Quote all of the data below exactly, please.

### Supplied data

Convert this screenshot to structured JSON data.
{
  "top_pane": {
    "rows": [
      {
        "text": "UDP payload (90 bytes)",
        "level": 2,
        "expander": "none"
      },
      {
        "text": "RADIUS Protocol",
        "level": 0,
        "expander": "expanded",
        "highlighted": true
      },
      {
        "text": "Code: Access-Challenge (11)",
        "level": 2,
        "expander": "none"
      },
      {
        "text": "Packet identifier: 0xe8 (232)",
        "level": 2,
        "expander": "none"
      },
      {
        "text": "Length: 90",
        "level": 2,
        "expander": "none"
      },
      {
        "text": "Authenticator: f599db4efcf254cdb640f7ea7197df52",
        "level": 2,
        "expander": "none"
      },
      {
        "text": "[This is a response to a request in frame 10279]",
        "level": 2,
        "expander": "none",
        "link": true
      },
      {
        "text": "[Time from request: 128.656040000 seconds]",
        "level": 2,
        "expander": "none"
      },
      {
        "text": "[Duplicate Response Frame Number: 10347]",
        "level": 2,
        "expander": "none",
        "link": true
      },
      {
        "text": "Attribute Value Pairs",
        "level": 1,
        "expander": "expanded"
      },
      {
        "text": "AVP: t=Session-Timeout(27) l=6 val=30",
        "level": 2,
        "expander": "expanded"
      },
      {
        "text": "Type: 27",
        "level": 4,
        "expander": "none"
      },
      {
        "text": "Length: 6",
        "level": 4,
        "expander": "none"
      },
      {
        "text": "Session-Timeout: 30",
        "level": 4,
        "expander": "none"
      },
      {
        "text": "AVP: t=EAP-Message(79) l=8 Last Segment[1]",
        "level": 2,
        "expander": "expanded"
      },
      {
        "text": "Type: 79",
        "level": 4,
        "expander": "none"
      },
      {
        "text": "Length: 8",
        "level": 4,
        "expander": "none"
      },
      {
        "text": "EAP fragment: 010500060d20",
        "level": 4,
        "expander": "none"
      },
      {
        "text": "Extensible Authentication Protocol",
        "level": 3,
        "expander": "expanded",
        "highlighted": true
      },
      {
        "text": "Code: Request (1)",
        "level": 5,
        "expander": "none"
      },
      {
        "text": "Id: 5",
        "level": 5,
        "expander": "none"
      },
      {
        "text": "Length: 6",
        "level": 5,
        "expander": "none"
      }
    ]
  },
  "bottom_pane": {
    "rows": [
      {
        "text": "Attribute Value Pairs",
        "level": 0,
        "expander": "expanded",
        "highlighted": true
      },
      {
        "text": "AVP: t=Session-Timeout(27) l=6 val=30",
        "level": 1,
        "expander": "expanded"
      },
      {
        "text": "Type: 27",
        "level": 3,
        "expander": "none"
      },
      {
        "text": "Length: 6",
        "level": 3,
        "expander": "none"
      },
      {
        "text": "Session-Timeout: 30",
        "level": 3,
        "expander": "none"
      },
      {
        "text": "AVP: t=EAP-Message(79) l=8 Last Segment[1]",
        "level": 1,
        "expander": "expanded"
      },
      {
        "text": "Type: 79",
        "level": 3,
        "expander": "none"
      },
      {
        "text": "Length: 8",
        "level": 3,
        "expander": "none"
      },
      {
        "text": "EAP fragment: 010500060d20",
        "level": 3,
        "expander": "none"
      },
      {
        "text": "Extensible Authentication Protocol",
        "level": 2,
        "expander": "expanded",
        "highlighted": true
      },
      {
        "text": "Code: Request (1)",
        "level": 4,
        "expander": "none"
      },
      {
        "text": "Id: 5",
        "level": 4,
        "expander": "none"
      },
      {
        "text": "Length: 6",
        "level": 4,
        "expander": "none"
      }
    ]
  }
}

######

Answer:
Convert this screenshot to structured JSON data.
{
  "top_pane": {
    "rows": [
      {
        "text": "UDP payload (90 bytes)",
        "level": 2,
        "expander": "none"
      },
      {
        "text": "RADIUS Protocol",
        "level": 0,
        "expander": "expanded",
        "highlighted": true
      },
      {
        "text": "Code: Access-Challenge (11)",
        "level": 2,
        "expander": "none"
      },
      {
        "text": "Packet identifier: 0xe8 (232)",
        "level": 2,
        "expander": "none"
      },
      {
        "text": "Length: 90",
        "level": 2,
        "expander": "none"
      },
      {
        "text": "Authenticator: f599db4efcf254cdb640f7ea7197df52",
        "level": 2,
        "expander": "none"
      },
      {
        "text": "[This is a response to a request in frame 10279]",
        "level": 2,
        "expander": "none",
        "link": true
      },
      {
        "text": "[Time from request: 128.656040000 seconds]",
        "level": 2,
        "expander": "none"
      },
      {
        "text": "[Duplicate Response Frame Number: 10347]",
        "level": 2,
        "expander": "none",
        "link": true
      },
      {
        "text": "Attribute Value Pairs",
        "level": 1,
        "expander": "expanded"
      },
      {
        "text": "AVP: t=Session-Timeout(27) l=6 val=30",
        "level": 2,
        "expander": "expanded"
      },
      {
        "text": "Type: 27",
        "level": 4,
        "expander": "none"
      },
      {
        "text": "Length: 6",
        "level": 4,
        "expander": "none"
      },
      {
        "text": "Session-Timeout: 30",
        "level": 4,
        "expander": "none"
      },
      {
        "text": "AVP: t=EAP-Message(79) l=8 Last Segment[1]",
        "level": 2,
        "expander": "expanded"
      },
      {
        "text": "Type: 79",
        "level": 4,
        "expander": "none"
      },
      {
        "text": "Length: 8",
        "level": 4,
        "expander": "none"
      },
      {
        "text": "EAP fragment: 010500060d20",
        "level": 4,
        "expander": "none"
      },
      {
        "text": "Extensible Authentication Protocol",
        "level": 3,
        "expander": "expanded",
        "highlighted": true
      },
      {
        "text": "Code: Request (1)",
        "level": 5,
        "expander": "none"
      },
      {
        "text": "Id: 5",
        "level": 5,
        "expander": "none"
      },
      {
        "text": "Length: 6",
        "level": 5,
        "expander": "none"
      }
    ]
  },
  "bottom_pane": {
    "rows": [
      {
        "text": "Attribute Value Pairs",
        "level": 0,
        "expander": "expanded",
        "highlighted": true
      },
      {
        "text": "AVP: t=Session-Timeout(27) l=6 val=30",
        "level": 1,
        "expander": "expanded"
      },
      {
        "text": "Type: 27",
        "level": 3,
        "expander": "none"
      },
      {
        "text": "Length: 6",
        "level": 3,
        "expander": "none"
      },
      {
        "text": "Session-Timeout: 30",
        "level": 3,
        "expander": "none"
      },
      {
        "text": "AVP: t=EAP-Message(79) l=8 Last Segment[1]",
        "level": 1,
        "expander": "expanded"
      },
      {
        "text": "Type: 79",
        "level": 3,
        "expander": "none"
      },
      {
        "text": "Length: 8",
        "level": 3,
        "expander": "none"
      },
      {
        "text": "EAP fragment: 010500060d20",
        "level": 3,
        "expander": "none"
      },
      {
        "text": "Extensible Authentication Protocol",
        "level": 2,
        "expander": "expanded",
        "highlighted": true
      },
      {
        "text": "Code: Request (1)",
        "level": 4,
        "expander": "none"
      },
      {
        "text": "Id: 5",
        "level": 4,
        "expander": "none"
      },
      {
        "text": "Length: 6",
        "level": 4,
        "expander": "none"
      }
    ]
  }
}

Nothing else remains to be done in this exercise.